-- BEGIN Provided records --
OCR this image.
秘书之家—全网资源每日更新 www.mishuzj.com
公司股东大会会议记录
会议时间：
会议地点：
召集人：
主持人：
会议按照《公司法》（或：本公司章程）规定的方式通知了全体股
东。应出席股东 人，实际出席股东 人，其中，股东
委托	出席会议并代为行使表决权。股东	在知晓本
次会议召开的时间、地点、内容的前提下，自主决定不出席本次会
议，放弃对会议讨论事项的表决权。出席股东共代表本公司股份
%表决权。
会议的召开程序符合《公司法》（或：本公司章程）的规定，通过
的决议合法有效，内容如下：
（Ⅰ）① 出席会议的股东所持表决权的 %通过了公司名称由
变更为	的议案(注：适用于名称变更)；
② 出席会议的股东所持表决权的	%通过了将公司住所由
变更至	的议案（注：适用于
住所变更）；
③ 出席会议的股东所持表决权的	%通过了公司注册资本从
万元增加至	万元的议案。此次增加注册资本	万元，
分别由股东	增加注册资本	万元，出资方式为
-- END Provided records --
-- BEGIN Provided records --
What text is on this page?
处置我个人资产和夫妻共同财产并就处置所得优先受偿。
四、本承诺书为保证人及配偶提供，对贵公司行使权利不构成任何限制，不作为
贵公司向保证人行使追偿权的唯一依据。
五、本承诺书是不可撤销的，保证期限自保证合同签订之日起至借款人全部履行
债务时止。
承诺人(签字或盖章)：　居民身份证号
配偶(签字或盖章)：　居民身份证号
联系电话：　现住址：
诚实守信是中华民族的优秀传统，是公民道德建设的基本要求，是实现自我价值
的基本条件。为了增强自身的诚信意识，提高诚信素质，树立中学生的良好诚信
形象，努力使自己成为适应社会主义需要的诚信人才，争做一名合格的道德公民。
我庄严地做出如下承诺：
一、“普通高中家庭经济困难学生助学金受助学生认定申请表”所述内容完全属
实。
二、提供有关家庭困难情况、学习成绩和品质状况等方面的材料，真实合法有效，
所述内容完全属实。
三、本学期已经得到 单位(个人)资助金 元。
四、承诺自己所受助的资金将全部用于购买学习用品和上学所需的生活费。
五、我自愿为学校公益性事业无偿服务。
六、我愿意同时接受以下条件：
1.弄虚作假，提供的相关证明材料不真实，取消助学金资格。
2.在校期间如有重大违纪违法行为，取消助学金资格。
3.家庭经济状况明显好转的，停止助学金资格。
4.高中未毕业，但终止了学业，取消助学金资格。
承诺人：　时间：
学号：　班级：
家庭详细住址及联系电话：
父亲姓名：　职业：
-- END Provided records --
Aim » Copy every line above that includes the string "this".

Output »
OCR this image.
What text is on this page?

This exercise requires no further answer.